● **TASK OBJECTIVE**:
Records follow. Select each line holding "课程为例".

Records
* * * * * * * * *
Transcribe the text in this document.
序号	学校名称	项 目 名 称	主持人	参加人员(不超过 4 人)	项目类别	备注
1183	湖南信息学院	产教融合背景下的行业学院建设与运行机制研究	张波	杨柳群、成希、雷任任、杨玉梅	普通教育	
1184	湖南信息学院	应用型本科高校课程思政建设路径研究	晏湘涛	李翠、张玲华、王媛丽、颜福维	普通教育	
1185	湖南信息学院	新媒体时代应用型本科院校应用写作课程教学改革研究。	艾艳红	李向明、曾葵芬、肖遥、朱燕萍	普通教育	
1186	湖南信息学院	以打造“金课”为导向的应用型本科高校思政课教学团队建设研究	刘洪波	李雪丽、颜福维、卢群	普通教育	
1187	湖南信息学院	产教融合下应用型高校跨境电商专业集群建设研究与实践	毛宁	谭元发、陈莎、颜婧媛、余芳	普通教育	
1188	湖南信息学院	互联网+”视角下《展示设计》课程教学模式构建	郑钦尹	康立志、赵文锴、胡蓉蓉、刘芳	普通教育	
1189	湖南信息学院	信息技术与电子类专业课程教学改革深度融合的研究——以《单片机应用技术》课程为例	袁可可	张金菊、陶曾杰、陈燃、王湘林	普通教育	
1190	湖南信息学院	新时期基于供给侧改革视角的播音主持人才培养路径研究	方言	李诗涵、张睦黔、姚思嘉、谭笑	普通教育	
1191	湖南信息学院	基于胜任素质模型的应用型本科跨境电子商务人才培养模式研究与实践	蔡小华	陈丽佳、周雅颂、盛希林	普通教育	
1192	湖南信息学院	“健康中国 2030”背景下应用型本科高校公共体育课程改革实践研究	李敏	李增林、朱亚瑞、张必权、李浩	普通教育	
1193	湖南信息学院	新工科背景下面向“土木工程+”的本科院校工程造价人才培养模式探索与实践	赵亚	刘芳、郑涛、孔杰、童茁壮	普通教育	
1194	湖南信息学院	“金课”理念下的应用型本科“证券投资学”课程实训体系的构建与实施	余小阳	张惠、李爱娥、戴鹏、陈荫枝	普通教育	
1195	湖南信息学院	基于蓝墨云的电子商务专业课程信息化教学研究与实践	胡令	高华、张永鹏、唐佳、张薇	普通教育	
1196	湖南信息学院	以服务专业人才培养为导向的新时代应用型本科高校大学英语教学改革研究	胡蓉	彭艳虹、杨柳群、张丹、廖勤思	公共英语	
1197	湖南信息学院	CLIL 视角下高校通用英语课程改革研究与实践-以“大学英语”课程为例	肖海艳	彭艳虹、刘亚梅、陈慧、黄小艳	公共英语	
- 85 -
* * * * * * * * *
● **TASK RESULT**:
1189	湖南信息学院	信息技术与电子类专业课程教学改革深度融合的研究——以《单片机应用技术》课程为例	袁可可	张金菊、陶曾杰、陈燃、王湘林	普通教育	
1197	湖南信息学院	CLIL 视角下高校通用英语课程改革研究与实践-以“大学英语”课程为例	肖海艳	彭艳虹、刘亚梅、陈慧、黄小艳	公共英语	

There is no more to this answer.